Repeat every line of the data exactly, but not the pictures.

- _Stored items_
━━━━━━━━━━━━━━━━━━━━

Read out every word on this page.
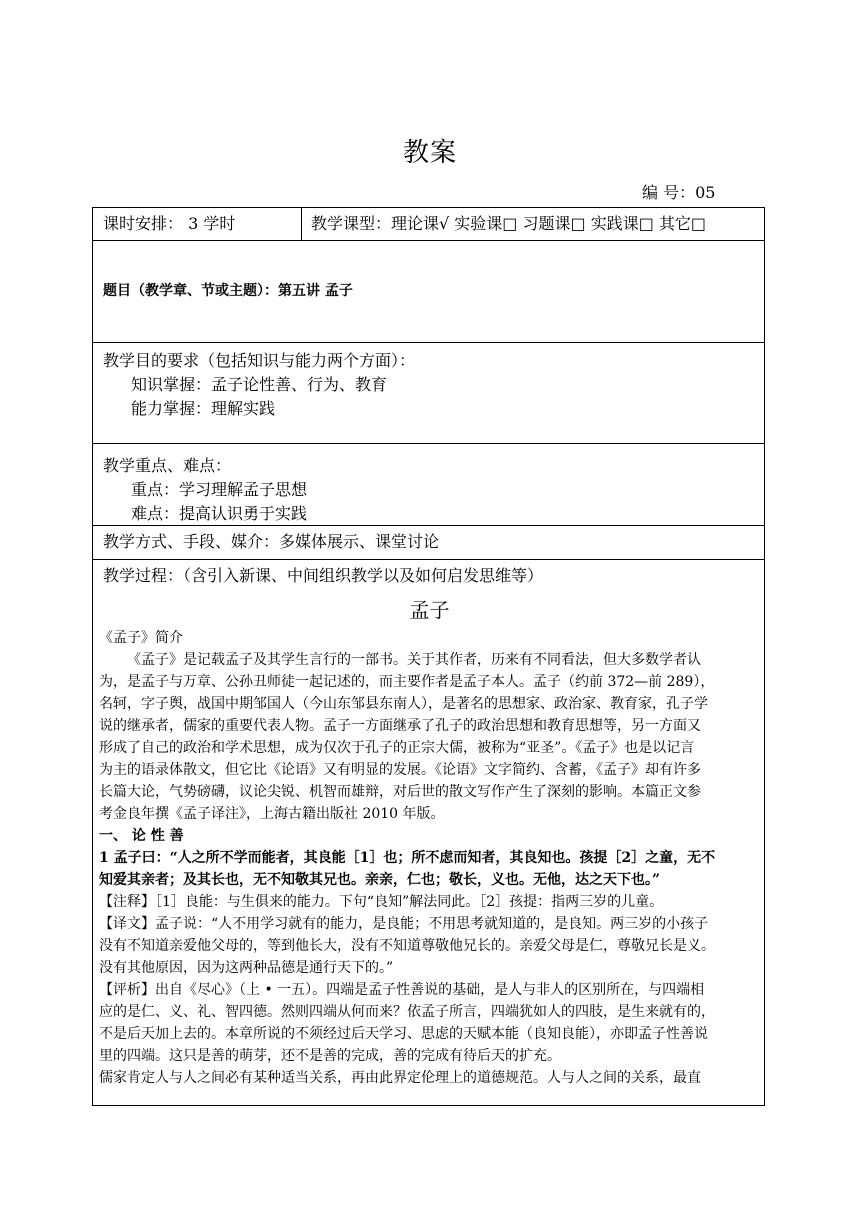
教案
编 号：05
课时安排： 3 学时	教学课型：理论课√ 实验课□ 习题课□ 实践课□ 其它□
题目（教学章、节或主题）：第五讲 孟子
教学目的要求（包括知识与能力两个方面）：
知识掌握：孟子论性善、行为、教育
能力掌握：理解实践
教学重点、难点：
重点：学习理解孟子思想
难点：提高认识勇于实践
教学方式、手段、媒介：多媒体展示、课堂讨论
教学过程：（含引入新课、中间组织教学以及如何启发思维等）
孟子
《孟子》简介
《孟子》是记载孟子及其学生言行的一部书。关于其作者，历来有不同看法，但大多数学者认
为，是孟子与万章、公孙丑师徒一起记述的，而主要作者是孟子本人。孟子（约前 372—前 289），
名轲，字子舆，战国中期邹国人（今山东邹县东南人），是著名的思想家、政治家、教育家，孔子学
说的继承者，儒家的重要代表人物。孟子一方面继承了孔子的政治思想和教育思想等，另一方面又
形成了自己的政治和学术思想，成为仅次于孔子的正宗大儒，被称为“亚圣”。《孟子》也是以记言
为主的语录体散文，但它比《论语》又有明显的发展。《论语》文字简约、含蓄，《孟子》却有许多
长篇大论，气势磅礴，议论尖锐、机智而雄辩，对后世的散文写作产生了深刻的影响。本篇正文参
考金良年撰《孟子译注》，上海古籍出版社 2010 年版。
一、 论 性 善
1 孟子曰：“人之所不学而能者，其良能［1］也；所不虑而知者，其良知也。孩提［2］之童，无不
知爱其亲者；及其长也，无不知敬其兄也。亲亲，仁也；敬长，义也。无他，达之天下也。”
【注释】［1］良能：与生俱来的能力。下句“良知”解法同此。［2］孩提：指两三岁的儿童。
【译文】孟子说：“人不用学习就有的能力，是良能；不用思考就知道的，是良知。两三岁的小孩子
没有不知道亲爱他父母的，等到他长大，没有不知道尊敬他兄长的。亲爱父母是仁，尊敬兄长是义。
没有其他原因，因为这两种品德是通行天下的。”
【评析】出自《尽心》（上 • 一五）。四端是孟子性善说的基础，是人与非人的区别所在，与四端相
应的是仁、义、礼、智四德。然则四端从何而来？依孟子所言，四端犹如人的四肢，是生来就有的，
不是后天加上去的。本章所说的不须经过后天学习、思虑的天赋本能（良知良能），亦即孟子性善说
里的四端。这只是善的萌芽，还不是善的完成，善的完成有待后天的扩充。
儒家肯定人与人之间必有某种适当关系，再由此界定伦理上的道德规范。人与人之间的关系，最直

━━━━━━━━━━━━━━━━━━━━

- _RESULT OF THE EXERCISE_
Read out every word on this page.
教案
编 号：05
课时安排： 3 学时	教学课型：理论课√ 实验课□ 习题课□ 实践课□ 其它□
题目（教学章、节或主题）：第五讲 孟子
教学目的要求（包括知识与能力两个方面）：
知识掌握：孟子论性善、行为、教育
能力掌握：理解实践
教学重点、难点：
重点：学习理解孟子思想
难点：提高认识勇于实践
教学方式、手段、媒介：多媒体展示、课堂讨论
教学过程：（含引入新课、中间组织教学以及如何启发思维等）
孟子
《孟子》简介
《孟子》是记载孟子及其学生言行的一部书。关于其作者，历来有不同看法，但大多数学者认
为，是孟子与万章、公孙丑师徒一起记述的，而主要作者是孟子本人。孟子（约前 372—前 289），
名轲，字子舆，战国中期邹国人（今山东邹县东南人），是著名的思想家、政治家、教育家，孔子学
说的继承者，儒家的重要代表人物。孟子一方面继承了孔子的政治思想和教育思想等，另一方面又
形成了自己的政治和学术思想，成为仅次于孔子的正宗大儒，被称为“亚圣”。《孟子》也是以记言
为主的语录体散文，但它比《论语》又有明显的发展。《论语》文字简约、含蓄，《孟子》却有许多
长篇大论，气势磅礴，议论尖锐、机智而雄辩，对后世的散文写作产生了深刻的影响。本篇正文参
考金良年撰《孟子译注》，上海古籍出版社 2010 年版。
一、 论 性 善
1 孟子曰：“人之所不学而能者，其良能［1］也；所不虑而知者，其良知也。孩提［2］之童，无不
知爱其亲者；及其长也，无不知敬其兄也。亲亲，仁也；敬长，义也。无他，达之天下也。”
【注释】［1］良能：与生俱来的能力。下句“良知”解法同此。［2］孩提：指两三岁的儿童。
【译文】孟子说：“人不用学习就有的能力，是良能；不用思考就知道的，是良知。两三岁的小孩子
没有不知道亲爱他父母的，等到他长大，没有不知道尊敬他兄长的。亲爱父母是仁，尊敬兄长是义。
没有其他原因，因为这两种品德是通行天下的。”
【评析】出自《尽心》（上 • 一五）。四端是孟子性善说的基础，是人与非人的区别所在，与四端相
应的是仁、义、礼、智四德。然则四端从何而来？依孟子所言，四端犹如人的四肢，是生来就有的，
不是后天加上去的。本章所说的不须经过后天学习、思虑的天赋本能（良知良能），亦即孟子性善说
里的四端。这只是善的萌芽，还不是善的完成，善的完成有待后天的扩充。
儒家肯定人与人之间必有某种适当关系，再由此界定伦理上的道德规范。人与人之间的关系，最直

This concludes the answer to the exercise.